━━━━━ Excerpt to read

In the fourth inning
- of MLB's The Price Is Right Opening Day from Japan, Tuesday morning,
Selig entered ESPN's booth and spoke as if he recently reached down and with his firm hand, pulled baseball from the depths of degradation. He spoke as if his is not-a-minute-too-late heroism rescued big league baseball from forever being stained by a drug scandal.
Not only did Selig portray himself as a dogged crime hound, way ahead of the pack as he relentlessly pursued the scent, the uninitiated would have thought that he must be the fellow who recently replaced the Commissioner who fell asleep at the wheel.
- Selig actually congratulated himself for assigning the Mitchell Report. "You bet I'd do it again!" he proudly crowed.
Was it lost on Selig that George Mitchell concluded it was the profit-minded neglect of MLB's leadership that allowed steroids and human growth hormone to become epidemic?
- Or was Selig hoping we wouldn't know any better?
If Selig had been so resolute and so altruistic, the past dozen years,
- there wouldn't have been a need for The Mitchell Report.
"Steroids are not a baseball problem, they're a societal problem," Selig declared to Gary Thorne and Steve Phillips. "But we dealt with it."

━━━━━━━━━━
━━━━━ Given material

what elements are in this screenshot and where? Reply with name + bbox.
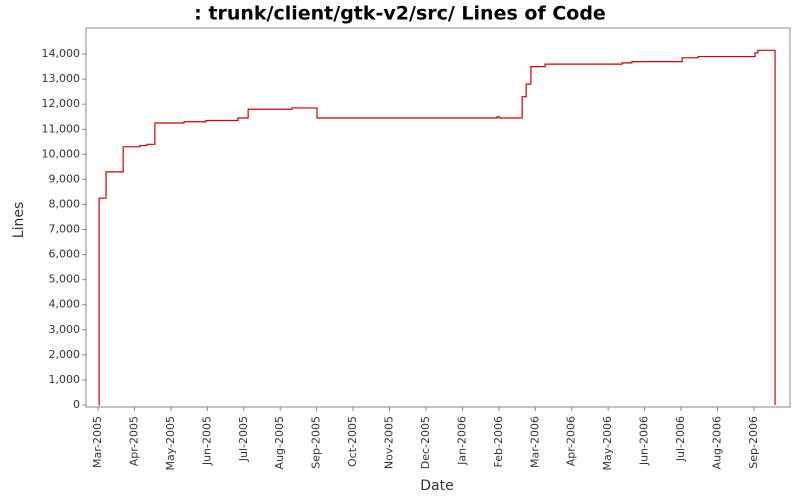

━━━━━━━━━━

## Required task:
Continue the commentary on Selig and the Mitchell Report with the next few paragraphs, picking up right after his "But we dealt with it" quote.

## Final answer:
Yeah, Selig came, he saw, he conquered!
- It was his idea to rid baseball of drugs!
Yeah, he dealt with it. He allowed the team owners to jack-up ticket prices when the anabolic sluggers hit town....
- Those Congressional sessions, grand juries and federal indictments
- are all monuments to just how well Selig dealt with it.
Steroids are a societal problem? Well, no fooling. But for a dozen years, while the society Selig was charged to protect muscled up on drugs, he did nothing but admire the cash receipts.
Yeah, Selig dealt with it so well that when Thorne brought up the issue Tuesday, he had to preface it with his regrets for having to bring it up. And then Thorne, once a practicing lawyer, no less, allowed Selig to paint himself as the sheriff who rushed in, guns blazing, to drive the outlaws out of Dodge.
"We dealt with it." For more than a dozen years everyone watched this hole form. And as it grew huge, so big that you couldn't miss it, what did the Commissioner of Baseball do about that hole? He looked into it."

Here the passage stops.